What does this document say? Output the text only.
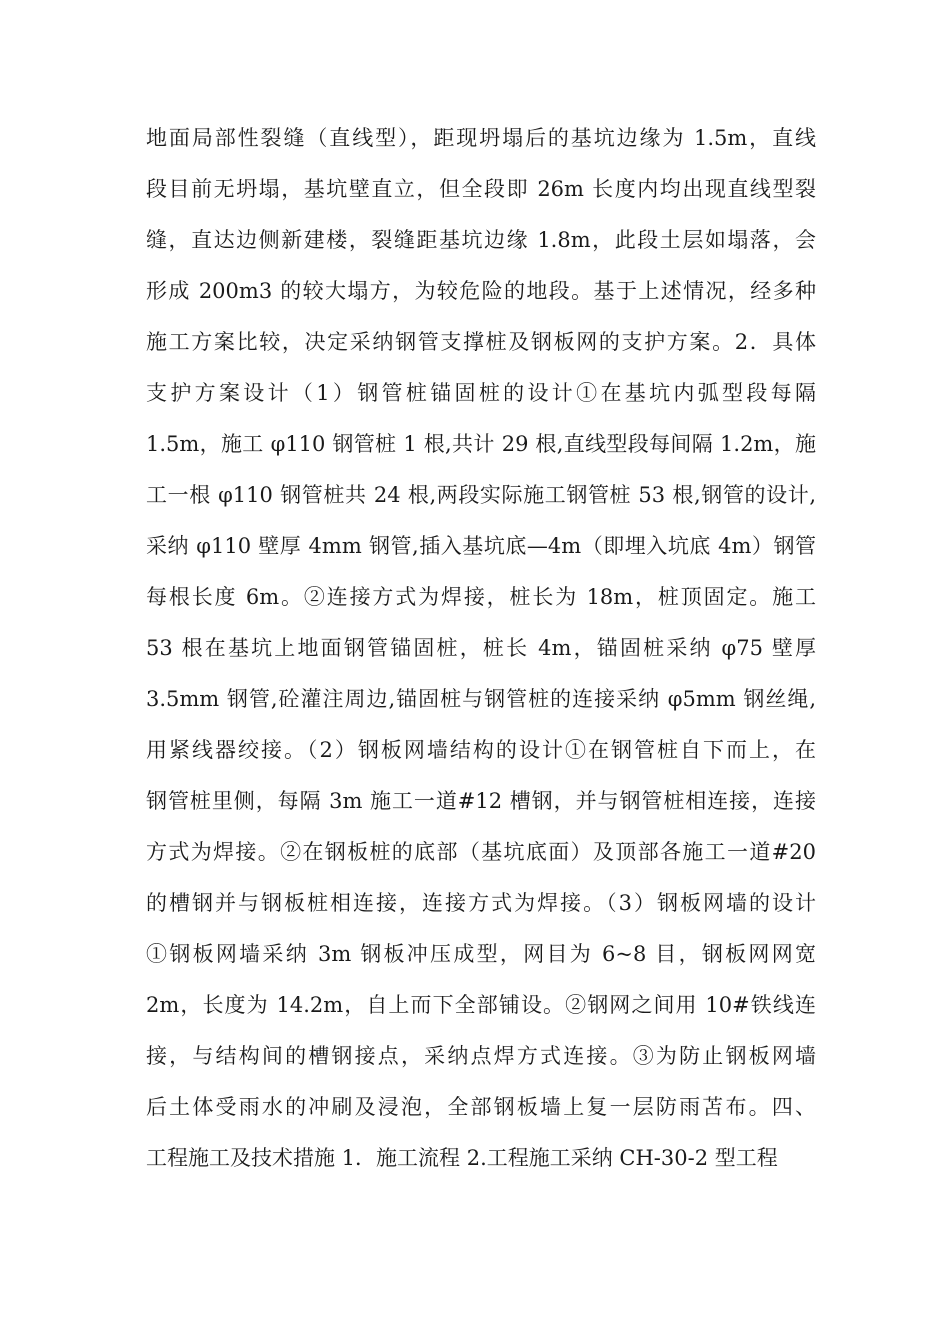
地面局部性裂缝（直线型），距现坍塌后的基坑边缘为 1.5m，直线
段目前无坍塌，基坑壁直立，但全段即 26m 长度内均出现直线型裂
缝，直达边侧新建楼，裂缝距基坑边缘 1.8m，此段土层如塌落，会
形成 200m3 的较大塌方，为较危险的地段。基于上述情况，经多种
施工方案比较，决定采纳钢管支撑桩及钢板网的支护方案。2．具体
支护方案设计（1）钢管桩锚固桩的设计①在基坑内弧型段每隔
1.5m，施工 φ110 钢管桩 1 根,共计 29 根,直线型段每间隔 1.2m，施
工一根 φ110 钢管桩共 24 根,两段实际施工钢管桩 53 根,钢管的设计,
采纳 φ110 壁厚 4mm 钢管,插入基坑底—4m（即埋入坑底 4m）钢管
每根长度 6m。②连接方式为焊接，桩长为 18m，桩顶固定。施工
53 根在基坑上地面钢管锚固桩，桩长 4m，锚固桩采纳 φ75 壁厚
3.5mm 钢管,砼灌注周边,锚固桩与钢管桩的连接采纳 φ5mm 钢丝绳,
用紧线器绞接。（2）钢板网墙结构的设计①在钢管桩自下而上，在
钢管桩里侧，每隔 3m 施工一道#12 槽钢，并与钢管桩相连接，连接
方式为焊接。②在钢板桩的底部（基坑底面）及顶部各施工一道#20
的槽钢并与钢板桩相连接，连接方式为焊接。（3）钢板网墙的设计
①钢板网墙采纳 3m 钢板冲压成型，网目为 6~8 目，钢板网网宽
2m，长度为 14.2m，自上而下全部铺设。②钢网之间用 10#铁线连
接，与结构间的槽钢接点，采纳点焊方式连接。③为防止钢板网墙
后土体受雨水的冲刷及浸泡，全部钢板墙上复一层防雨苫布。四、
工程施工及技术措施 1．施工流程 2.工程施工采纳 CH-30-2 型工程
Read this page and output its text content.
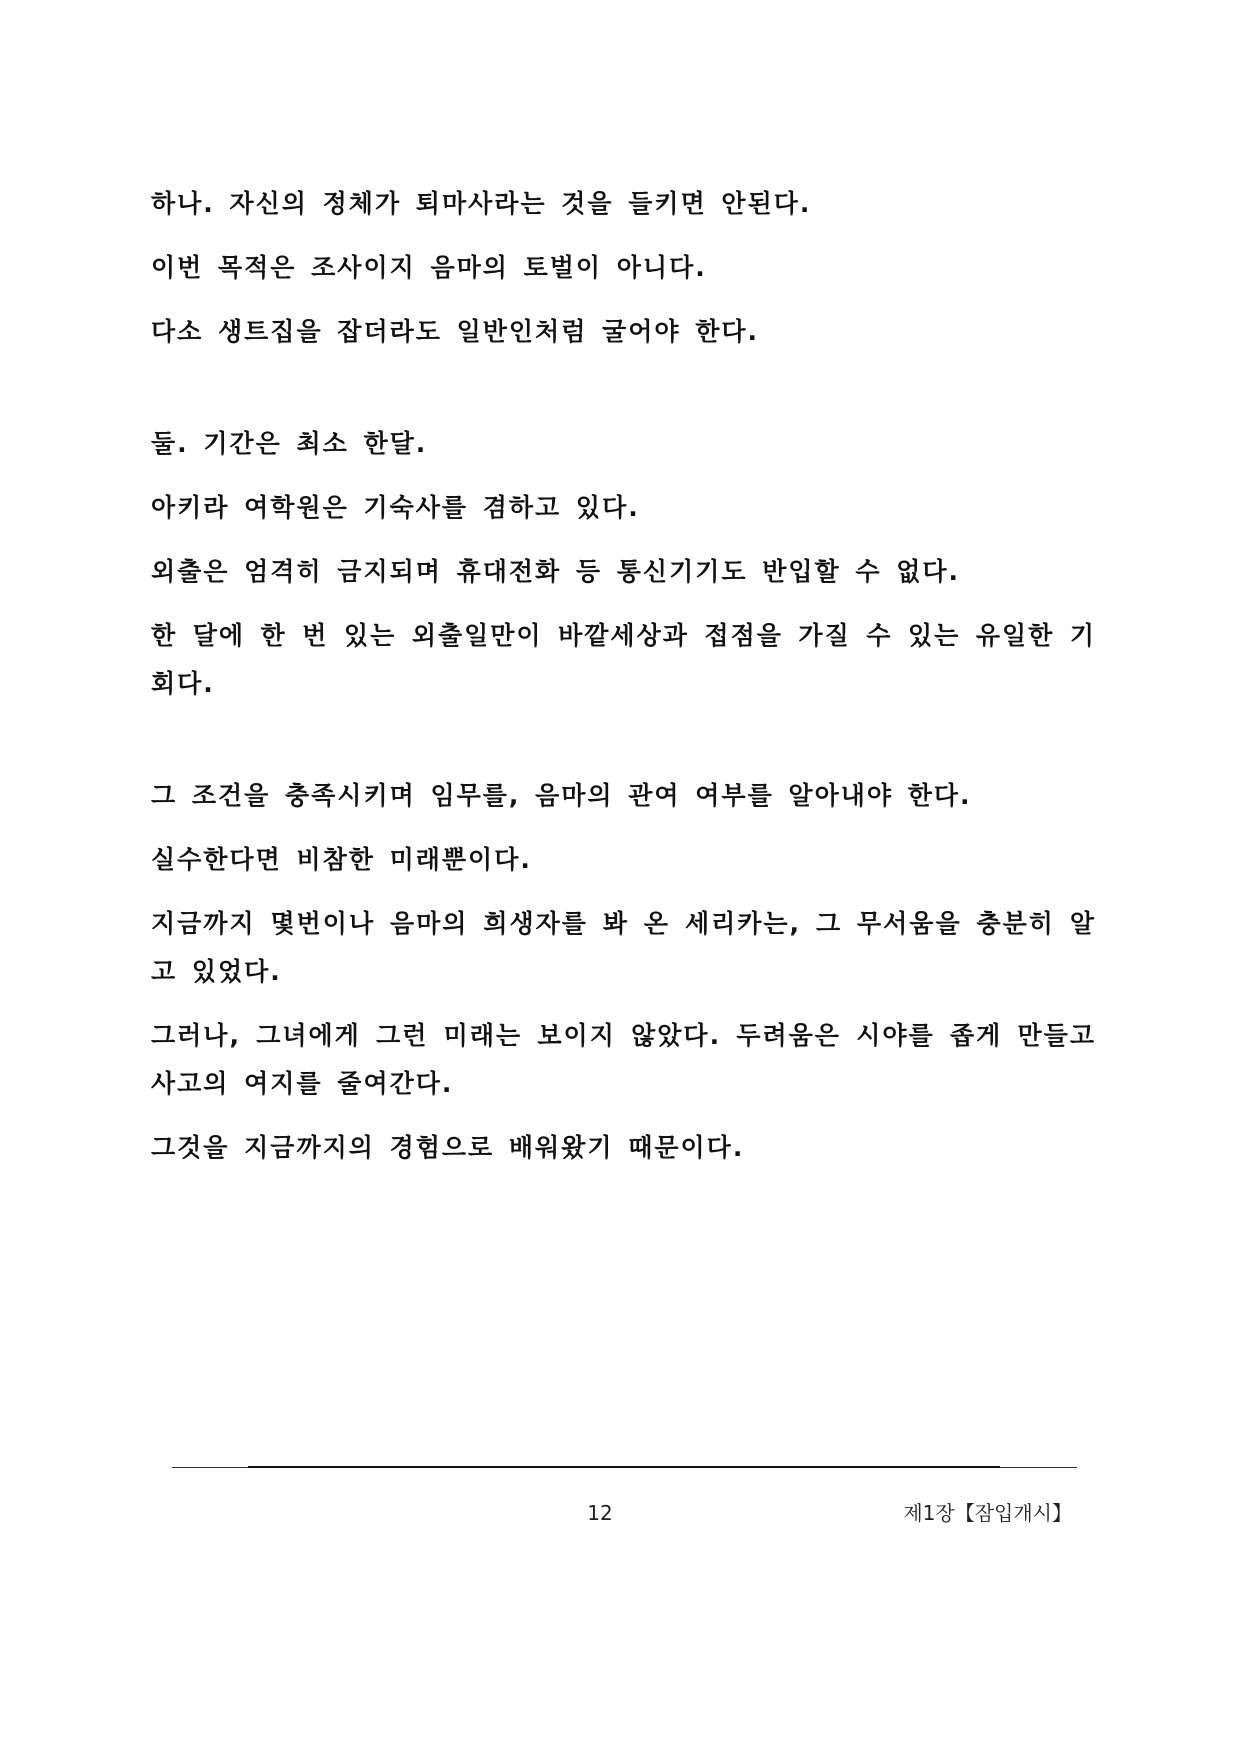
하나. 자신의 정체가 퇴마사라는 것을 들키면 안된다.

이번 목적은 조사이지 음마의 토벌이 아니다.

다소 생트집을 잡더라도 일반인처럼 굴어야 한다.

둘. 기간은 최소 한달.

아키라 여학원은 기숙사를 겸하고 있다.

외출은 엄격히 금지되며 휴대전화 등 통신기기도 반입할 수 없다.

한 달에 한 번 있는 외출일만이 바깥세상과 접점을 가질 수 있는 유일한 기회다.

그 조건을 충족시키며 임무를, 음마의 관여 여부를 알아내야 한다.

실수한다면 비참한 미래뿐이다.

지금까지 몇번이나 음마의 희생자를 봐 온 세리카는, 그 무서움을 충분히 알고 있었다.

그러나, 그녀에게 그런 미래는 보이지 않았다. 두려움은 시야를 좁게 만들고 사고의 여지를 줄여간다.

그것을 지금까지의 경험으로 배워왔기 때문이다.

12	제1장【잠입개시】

▶ **REQUIRED TASK**
Take the line that contains "Read this page and output its text content." as the first and the last line of the records as the end, and please quote those lines exactly, pictures omitted.

▶ **FINISHED TASK**
Read this page and output its text content.
하나. 자신의 정체가 퇴마사라는 것을 들키면 안된다.

이번 목적은 조사이지 음마의 토벌이 아니다.

다소 생트집을 잡더라도 일반인처럼 굴어야 한다.

둘. 기간은 최소 한달.

아키라 여학원은 기숙사를 겸하고 있다.

외출은 엄격히 금지되며 휴대전화 등 통신기기도 반입할 수 없다.

한 달에 한 번 있는 외출일만이 바깥세상과 접점을 가질 수 있는 유일한 기회다.

그 조건을 충족시키며 임무를, 음마의 관여 여부를 알아내야 한다.

실수한다면 비참한 미래뿐이다.

지금까지 몇번이나 음마의 희생자를 봐 온 세리카는, 그 무서움을 충분히 알고 있었다.

그러나, 그녀에게 그런 미래는 보이지 않았다. 두려움은 시야를 좁게 만들고 사고의 여지를 줄여간다.

그것을 지금까지의 경험으로 배워왔기 때문이다.

12	제1장【잠입개시】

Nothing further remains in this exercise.